Work required – Reproduce all of the listing below without alteration.

Data rows –
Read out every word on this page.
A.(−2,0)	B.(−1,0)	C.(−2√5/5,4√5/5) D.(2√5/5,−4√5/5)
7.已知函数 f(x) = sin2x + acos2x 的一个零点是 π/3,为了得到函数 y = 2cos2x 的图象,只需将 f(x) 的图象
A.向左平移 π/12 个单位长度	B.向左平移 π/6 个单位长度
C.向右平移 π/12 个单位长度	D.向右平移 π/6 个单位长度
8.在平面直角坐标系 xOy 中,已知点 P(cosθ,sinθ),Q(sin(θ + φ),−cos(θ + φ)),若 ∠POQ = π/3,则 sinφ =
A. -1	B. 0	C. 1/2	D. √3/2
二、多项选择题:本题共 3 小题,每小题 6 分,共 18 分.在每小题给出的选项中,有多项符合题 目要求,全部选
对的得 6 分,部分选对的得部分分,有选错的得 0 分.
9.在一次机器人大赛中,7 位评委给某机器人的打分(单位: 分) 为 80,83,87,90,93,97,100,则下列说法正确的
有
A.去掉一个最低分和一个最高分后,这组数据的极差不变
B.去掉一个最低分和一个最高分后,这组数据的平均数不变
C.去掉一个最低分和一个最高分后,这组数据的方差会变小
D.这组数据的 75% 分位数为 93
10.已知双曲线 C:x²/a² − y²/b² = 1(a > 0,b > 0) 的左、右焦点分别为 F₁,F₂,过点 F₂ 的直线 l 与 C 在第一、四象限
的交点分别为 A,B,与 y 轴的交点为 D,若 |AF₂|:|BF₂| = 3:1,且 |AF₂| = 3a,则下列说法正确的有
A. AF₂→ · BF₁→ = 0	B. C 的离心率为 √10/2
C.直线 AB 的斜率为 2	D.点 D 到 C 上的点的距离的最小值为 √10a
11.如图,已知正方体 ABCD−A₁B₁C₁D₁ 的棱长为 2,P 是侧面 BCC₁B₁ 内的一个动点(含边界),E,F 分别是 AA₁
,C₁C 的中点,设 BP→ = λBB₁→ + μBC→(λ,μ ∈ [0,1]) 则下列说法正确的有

Solution to this task –
Read out every word on this page.
A.(−2,0)	B.(−1,0)	C.(−2√5/5,4√5/5) D.(2√5/5,−4√5/5)
7.已知函数 f(x) = sin2x + acos2x 的一个零点是 π/3,为了得到函数 y = 2cos2x 的图象,只需将 f(x) 的图象
A.向左平移 π/12 个单位长度	B.向左平移 π/6 个单位长度
C.向右平移 π/12 个单位长度	D.向右平移 π/6 个单位长度
8.在平面直角坐标系 xOy 中,已知点 P(cosθ,sinθ),Q(sin(θ + φ),−cos(θ + φ)),若 ∠POQ = π/3,则 sinφ =
A. -1	B. 0	C. 1/2	D. √3/2
二、多项选择题:本题共 3 小题,每小题 6 分,共 18 分.在每小题给出的选项中,有多项符合题 目要求,全部选
对的得 6 分,部分选对的得部分分,有选错的得 0 分.
9.在一次机器人大赛中,7 位评委给某机器人的打分(单位: 分) 为 80,83,87,90,93,97,100,则下列说法正确的
有
A.去掉一个最低分和一个最高分后,这组数据的极差不变
B.去掉一个最低分和一个最高分后,这组数据的平均数不变
C.去掉一个最低分和一个最高分后,这组数据的方差会变小
D.这组数据的 75% 分位数为 93
10.已知双曲线 C:x²/a² − y²/b² = 1(a > 0,b > 0) 的左、右焦点分别为 F₁,F₂,过点 F₂ 的直线 l 与 C 在第一、四象限
的交点分别为 A,B,与 y 轴的交点为 D,若 |AF₂|:|BF₂| = 3:1,且 |AF₂| = 3a,则下列说法正确的有
A. AF₂→ · BF₁→ = 0	B. C 的离心率为 √10/2
C.直线 AB 的斜率为 2	D.点 D 到 C 上的点的距离的最小值为 √10a
11.如图,已知正方体 ABCD−A₁B₁C₁D₁ 的棱长为 2,P 是侧面 BCC₁B₁ 内的一个动点(含边界),E,F 分别是 AA₁
,C₁C 的中点,设 BP→ = λBB₁→ + μBC→(λ,μ ∈ [0,1]) 则下列说法正确的有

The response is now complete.